■ DATASET ENTRIES:
* BEGIN *
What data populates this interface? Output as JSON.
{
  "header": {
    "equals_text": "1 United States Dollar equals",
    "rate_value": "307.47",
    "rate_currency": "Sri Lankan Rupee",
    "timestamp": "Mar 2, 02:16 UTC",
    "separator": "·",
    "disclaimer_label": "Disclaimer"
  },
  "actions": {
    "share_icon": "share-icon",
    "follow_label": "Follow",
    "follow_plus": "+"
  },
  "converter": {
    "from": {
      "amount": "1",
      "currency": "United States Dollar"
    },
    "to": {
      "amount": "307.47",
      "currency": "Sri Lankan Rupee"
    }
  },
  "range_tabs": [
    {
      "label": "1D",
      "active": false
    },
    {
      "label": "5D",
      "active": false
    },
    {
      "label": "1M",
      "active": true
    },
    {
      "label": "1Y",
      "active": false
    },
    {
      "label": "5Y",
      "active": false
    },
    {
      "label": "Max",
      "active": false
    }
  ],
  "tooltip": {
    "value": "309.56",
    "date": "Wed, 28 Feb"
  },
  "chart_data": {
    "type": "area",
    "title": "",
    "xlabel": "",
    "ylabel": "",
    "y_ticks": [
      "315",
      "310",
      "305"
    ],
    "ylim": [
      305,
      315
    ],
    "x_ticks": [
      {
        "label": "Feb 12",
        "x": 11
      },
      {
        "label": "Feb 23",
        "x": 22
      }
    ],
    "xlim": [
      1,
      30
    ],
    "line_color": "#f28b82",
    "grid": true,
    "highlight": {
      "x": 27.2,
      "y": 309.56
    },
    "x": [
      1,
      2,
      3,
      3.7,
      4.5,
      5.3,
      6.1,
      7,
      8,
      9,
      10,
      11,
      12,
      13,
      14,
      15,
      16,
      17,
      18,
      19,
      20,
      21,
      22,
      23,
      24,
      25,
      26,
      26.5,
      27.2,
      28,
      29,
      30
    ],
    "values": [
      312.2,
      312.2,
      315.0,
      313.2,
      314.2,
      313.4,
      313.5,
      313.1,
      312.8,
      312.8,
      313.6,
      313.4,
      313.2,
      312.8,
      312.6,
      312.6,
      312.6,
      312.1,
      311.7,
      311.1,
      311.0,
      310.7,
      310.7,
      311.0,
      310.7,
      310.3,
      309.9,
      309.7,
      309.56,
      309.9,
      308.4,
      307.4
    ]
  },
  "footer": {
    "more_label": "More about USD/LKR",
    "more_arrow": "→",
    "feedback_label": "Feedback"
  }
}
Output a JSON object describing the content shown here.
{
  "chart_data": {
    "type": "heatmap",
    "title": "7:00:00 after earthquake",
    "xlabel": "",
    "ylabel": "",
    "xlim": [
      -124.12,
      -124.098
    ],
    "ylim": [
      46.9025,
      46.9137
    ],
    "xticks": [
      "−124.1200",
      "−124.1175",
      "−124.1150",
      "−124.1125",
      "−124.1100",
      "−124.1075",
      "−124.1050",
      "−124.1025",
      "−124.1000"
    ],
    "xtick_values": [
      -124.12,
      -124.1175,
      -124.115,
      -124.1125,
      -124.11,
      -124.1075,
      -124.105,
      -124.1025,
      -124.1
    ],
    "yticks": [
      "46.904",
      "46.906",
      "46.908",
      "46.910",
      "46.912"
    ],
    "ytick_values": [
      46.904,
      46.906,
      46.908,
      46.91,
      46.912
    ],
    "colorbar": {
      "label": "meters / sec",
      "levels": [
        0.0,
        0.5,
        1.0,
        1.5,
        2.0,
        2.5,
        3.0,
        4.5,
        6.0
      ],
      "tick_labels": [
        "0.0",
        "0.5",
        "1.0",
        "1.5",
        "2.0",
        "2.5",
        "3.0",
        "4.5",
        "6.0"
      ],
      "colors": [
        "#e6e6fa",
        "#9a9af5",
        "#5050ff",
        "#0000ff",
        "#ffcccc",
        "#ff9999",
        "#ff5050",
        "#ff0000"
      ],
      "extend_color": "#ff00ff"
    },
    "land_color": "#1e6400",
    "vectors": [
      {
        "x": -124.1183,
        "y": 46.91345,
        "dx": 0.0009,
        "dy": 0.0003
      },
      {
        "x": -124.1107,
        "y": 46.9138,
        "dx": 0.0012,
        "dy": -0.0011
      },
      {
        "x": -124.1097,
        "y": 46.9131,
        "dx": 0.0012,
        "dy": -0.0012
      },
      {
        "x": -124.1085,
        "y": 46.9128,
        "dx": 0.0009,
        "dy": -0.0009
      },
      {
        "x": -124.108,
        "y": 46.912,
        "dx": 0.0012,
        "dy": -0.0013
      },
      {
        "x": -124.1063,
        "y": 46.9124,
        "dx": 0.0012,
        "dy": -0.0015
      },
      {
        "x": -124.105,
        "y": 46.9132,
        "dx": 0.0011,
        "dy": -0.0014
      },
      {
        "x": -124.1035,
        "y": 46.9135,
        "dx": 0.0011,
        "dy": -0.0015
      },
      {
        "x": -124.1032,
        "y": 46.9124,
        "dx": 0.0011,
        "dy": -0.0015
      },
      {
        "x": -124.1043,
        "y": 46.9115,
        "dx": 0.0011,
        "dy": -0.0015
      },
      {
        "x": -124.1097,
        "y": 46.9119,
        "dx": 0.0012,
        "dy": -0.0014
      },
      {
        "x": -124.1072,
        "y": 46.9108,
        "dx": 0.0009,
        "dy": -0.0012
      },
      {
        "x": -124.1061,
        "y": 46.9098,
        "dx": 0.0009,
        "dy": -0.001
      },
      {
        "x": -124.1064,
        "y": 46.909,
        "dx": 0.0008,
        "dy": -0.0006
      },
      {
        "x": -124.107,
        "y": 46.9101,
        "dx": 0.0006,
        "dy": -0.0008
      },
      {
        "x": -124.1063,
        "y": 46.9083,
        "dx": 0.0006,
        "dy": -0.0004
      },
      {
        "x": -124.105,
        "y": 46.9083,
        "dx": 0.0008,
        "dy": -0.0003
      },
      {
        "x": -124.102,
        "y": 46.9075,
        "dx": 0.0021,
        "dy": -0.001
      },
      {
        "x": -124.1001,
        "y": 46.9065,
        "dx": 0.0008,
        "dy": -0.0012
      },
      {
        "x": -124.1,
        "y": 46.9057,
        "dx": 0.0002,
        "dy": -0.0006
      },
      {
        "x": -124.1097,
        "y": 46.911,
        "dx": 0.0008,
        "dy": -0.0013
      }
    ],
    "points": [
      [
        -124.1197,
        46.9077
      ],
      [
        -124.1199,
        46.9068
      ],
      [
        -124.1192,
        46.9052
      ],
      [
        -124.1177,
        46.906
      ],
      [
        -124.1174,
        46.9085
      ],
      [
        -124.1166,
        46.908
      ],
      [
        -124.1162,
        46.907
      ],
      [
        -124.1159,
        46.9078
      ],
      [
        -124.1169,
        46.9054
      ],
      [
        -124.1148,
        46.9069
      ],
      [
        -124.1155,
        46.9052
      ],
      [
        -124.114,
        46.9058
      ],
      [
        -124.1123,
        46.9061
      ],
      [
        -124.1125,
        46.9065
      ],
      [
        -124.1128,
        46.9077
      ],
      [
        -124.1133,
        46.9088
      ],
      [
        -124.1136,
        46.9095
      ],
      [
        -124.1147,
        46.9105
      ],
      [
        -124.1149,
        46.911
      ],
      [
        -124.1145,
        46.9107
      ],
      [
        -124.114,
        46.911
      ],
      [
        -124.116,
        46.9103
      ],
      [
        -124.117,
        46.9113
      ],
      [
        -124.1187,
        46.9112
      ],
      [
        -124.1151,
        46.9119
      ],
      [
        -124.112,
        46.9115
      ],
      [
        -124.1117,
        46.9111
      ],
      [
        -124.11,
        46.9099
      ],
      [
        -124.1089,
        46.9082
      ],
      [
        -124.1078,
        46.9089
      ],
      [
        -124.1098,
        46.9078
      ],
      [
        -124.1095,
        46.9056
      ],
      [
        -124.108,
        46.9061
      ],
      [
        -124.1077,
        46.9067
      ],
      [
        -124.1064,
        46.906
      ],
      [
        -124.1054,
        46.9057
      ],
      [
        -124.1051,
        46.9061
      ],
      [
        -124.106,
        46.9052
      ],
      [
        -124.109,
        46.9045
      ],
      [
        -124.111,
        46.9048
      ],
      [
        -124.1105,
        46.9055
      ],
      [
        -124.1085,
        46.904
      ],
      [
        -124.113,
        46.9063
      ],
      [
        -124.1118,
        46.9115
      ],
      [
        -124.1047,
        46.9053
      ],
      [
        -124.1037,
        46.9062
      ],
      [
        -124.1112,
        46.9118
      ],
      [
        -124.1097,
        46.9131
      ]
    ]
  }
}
* END *
* BEGIN *
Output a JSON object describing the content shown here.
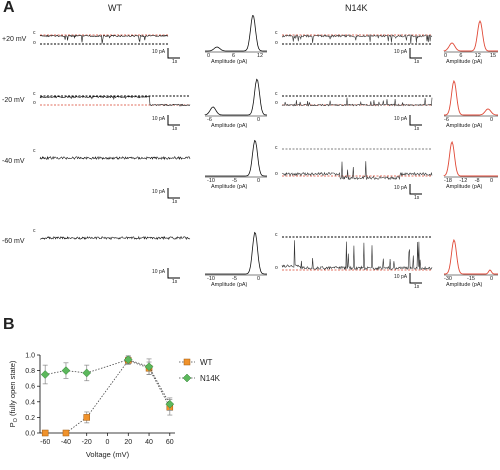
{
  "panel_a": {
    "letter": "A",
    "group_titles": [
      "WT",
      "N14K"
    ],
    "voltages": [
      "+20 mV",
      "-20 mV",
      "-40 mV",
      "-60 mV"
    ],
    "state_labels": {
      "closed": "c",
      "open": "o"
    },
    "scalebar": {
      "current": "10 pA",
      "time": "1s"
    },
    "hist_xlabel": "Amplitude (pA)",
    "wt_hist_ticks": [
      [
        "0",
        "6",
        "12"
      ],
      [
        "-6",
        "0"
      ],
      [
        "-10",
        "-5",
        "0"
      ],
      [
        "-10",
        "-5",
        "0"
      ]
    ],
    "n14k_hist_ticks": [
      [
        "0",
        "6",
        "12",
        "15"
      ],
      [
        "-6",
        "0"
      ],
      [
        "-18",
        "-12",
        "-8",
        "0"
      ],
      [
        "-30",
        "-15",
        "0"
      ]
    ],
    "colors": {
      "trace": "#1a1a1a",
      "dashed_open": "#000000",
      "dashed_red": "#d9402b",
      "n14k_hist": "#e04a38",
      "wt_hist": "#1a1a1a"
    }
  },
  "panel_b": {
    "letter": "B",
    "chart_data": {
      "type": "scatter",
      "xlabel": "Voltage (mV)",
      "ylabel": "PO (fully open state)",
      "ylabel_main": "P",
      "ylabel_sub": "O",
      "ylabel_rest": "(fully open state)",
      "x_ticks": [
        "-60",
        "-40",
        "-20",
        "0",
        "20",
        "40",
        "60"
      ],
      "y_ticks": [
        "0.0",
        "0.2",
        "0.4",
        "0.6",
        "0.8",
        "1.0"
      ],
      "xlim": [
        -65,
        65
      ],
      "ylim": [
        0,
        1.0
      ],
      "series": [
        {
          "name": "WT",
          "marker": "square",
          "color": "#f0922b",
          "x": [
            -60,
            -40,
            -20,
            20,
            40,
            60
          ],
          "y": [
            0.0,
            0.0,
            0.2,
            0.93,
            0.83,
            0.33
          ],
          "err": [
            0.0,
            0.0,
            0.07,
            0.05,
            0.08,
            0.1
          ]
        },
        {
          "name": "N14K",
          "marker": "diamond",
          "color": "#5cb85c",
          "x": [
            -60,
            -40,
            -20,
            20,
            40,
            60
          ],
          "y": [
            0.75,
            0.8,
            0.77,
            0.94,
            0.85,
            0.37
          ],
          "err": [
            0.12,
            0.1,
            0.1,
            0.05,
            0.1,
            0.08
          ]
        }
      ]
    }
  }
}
* END *
■ DIRECTIONS: Establish how many lines of the records contain the string "Rupee" and state that number without elaboration.

■ TASK RESPONSE: 2